(What this task involves): Report every line in the listing below where the string "change" shows up.

-- BEGIN --

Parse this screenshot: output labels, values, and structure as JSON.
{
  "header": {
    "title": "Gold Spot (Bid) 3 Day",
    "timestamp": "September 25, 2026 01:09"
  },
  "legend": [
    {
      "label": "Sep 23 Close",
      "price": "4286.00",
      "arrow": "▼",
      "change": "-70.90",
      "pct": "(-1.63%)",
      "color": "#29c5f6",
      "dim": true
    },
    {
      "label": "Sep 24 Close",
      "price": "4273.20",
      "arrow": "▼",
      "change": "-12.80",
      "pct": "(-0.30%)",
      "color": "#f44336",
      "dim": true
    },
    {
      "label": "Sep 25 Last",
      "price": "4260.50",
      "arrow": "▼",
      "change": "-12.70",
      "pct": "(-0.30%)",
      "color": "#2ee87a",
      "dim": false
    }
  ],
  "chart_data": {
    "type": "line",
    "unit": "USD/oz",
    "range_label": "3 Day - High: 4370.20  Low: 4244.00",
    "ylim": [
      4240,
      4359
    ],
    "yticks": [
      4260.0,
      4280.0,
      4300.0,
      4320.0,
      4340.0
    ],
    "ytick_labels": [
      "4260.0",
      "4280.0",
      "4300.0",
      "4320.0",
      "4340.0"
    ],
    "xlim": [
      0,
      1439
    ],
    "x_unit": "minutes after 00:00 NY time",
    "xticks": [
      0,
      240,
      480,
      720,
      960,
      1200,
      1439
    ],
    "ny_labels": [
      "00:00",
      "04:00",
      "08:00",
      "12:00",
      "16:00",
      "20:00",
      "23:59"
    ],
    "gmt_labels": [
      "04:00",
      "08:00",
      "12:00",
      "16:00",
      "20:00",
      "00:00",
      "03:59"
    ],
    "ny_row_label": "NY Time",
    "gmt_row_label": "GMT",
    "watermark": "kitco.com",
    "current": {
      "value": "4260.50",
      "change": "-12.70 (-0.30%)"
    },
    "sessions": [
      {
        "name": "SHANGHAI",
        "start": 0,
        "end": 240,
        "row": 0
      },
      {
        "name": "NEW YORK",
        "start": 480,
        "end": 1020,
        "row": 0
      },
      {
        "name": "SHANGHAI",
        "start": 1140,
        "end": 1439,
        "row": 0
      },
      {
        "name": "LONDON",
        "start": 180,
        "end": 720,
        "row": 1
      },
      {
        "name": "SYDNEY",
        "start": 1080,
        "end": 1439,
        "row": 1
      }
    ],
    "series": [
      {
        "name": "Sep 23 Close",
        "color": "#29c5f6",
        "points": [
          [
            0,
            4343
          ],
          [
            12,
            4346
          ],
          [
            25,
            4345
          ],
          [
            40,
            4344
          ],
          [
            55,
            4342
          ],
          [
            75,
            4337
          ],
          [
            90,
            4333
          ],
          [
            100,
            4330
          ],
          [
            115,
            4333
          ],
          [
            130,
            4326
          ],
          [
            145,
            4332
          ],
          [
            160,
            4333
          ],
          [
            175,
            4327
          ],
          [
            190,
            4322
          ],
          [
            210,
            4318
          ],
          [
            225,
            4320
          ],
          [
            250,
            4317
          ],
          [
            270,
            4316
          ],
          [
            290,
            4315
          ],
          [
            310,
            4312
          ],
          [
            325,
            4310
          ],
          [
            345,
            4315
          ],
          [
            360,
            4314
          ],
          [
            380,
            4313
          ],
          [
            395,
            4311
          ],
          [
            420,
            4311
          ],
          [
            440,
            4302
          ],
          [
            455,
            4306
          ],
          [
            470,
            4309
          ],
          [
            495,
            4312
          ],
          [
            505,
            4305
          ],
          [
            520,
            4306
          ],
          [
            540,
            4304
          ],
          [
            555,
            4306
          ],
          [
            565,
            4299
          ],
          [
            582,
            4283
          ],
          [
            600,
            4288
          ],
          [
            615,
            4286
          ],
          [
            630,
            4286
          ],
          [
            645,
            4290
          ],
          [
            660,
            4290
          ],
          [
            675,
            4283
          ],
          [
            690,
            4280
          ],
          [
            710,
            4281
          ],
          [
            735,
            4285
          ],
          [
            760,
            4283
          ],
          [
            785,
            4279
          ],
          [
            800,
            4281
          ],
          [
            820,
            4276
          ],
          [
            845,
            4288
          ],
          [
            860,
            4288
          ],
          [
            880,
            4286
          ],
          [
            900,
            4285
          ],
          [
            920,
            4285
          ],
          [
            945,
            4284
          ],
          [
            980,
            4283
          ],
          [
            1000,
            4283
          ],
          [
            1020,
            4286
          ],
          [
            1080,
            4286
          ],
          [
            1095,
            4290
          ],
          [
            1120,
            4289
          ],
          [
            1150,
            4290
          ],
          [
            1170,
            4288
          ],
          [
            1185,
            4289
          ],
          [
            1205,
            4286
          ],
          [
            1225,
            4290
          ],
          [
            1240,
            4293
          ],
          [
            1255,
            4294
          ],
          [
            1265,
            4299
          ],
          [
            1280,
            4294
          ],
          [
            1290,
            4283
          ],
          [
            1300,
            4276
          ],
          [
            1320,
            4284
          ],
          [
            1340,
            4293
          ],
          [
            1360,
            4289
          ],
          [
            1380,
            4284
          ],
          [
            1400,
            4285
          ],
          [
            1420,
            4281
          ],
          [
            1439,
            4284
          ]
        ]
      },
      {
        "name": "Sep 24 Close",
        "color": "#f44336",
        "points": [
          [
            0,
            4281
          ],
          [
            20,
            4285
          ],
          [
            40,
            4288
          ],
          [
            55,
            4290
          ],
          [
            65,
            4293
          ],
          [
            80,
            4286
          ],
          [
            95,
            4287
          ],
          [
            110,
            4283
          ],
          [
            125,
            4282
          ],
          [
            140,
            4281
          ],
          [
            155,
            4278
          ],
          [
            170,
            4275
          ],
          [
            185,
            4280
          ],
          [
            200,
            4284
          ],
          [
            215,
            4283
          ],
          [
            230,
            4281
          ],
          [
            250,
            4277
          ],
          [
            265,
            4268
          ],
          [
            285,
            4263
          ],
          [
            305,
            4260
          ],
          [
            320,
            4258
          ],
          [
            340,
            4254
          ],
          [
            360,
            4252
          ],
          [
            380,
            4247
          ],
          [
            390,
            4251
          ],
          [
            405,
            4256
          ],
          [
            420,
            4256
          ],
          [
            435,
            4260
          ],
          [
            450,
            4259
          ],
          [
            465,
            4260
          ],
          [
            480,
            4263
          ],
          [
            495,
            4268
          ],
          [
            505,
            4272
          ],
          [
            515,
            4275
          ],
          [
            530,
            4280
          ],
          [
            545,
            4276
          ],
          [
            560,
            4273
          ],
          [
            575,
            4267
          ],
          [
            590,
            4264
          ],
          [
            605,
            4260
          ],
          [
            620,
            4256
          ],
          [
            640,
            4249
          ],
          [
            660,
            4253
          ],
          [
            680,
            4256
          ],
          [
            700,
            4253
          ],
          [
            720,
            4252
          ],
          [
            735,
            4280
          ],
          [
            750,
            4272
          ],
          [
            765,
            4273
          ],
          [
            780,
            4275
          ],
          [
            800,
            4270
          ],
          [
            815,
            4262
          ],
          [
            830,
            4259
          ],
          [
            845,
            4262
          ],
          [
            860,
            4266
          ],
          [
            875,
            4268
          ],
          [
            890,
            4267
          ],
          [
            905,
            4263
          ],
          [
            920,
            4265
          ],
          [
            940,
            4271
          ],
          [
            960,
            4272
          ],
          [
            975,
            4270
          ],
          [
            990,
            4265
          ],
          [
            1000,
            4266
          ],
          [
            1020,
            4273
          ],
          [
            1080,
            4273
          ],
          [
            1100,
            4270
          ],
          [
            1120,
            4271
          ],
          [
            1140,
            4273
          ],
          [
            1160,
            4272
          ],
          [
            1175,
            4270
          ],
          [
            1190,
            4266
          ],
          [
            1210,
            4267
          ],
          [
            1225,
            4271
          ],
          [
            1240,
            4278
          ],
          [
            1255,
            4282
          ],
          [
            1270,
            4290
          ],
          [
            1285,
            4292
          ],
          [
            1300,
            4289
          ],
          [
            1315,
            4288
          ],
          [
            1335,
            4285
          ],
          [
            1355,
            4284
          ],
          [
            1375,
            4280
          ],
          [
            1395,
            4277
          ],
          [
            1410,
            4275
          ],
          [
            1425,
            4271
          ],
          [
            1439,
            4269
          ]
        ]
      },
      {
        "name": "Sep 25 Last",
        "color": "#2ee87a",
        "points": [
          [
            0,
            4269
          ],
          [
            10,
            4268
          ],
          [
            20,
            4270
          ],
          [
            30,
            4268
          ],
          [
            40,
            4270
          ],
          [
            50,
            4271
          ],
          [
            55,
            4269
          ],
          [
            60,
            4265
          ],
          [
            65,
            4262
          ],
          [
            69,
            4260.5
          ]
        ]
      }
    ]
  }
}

-- END --

(Correct output):
      "change": "-70.90",
      "change": "-12.80",
      "change": "-12.70",
      "change": "-12.70 (-0.30%)"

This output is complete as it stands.